» **SUPPLIED MATERIAL**
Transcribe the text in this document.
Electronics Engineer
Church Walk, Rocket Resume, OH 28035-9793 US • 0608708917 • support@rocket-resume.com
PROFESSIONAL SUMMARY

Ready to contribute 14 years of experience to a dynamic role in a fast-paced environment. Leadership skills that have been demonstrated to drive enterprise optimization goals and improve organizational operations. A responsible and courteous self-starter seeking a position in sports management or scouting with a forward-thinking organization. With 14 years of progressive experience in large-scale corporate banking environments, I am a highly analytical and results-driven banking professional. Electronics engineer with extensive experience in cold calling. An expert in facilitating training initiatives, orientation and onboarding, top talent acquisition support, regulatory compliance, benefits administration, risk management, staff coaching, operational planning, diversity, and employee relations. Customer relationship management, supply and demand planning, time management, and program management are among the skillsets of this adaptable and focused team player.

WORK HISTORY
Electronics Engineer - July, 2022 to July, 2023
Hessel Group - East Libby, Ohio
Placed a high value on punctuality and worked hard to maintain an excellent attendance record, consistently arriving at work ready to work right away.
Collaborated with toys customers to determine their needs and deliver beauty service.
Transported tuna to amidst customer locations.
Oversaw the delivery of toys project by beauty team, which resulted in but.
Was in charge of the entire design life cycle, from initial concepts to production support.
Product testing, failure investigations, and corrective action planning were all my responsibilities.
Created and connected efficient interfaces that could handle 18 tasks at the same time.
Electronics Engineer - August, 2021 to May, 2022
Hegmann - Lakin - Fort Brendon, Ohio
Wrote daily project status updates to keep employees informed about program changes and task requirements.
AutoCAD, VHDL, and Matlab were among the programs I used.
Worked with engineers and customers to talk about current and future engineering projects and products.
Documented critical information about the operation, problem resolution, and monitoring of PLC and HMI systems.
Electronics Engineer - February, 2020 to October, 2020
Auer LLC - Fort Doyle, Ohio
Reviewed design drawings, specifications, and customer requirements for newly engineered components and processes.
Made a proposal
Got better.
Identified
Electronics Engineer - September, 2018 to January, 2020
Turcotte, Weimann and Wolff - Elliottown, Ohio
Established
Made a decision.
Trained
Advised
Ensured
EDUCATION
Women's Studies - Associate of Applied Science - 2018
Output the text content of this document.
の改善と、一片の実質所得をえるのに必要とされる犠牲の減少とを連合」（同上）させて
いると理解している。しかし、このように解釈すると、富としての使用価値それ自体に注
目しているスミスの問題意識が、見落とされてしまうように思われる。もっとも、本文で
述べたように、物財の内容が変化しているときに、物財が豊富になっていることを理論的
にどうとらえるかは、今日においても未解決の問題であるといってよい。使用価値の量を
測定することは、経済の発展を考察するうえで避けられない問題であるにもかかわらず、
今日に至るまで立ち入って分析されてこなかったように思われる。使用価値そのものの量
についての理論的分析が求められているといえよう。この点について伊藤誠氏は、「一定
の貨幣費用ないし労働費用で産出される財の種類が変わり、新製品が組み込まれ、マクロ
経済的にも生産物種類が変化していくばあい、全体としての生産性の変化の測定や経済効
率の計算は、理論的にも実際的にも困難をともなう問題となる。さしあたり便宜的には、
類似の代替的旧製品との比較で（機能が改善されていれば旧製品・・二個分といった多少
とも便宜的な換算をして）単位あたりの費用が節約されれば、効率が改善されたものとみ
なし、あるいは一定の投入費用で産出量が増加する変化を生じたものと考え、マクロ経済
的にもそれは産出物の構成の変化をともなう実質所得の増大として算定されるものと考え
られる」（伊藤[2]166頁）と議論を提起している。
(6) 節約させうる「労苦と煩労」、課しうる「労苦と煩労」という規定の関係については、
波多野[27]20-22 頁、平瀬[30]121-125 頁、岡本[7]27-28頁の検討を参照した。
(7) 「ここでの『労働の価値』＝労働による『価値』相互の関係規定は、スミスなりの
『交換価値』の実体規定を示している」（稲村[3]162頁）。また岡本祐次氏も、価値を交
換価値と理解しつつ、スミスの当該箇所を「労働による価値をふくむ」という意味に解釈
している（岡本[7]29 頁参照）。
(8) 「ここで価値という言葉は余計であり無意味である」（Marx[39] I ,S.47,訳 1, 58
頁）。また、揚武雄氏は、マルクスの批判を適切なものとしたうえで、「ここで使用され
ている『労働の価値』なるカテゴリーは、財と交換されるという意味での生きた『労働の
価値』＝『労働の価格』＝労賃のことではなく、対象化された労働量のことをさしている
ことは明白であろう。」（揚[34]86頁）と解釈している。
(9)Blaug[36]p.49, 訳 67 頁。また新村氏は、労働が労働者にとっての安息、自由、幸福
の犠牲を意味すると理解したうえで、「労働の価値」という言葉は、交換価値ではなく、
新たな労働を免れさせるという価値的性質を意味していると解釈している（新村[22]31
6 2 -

» **TASK**
Among these entries, how many lines include the string "beauty"? Reply with the number by itself.

» **TASK SOLUTION**
2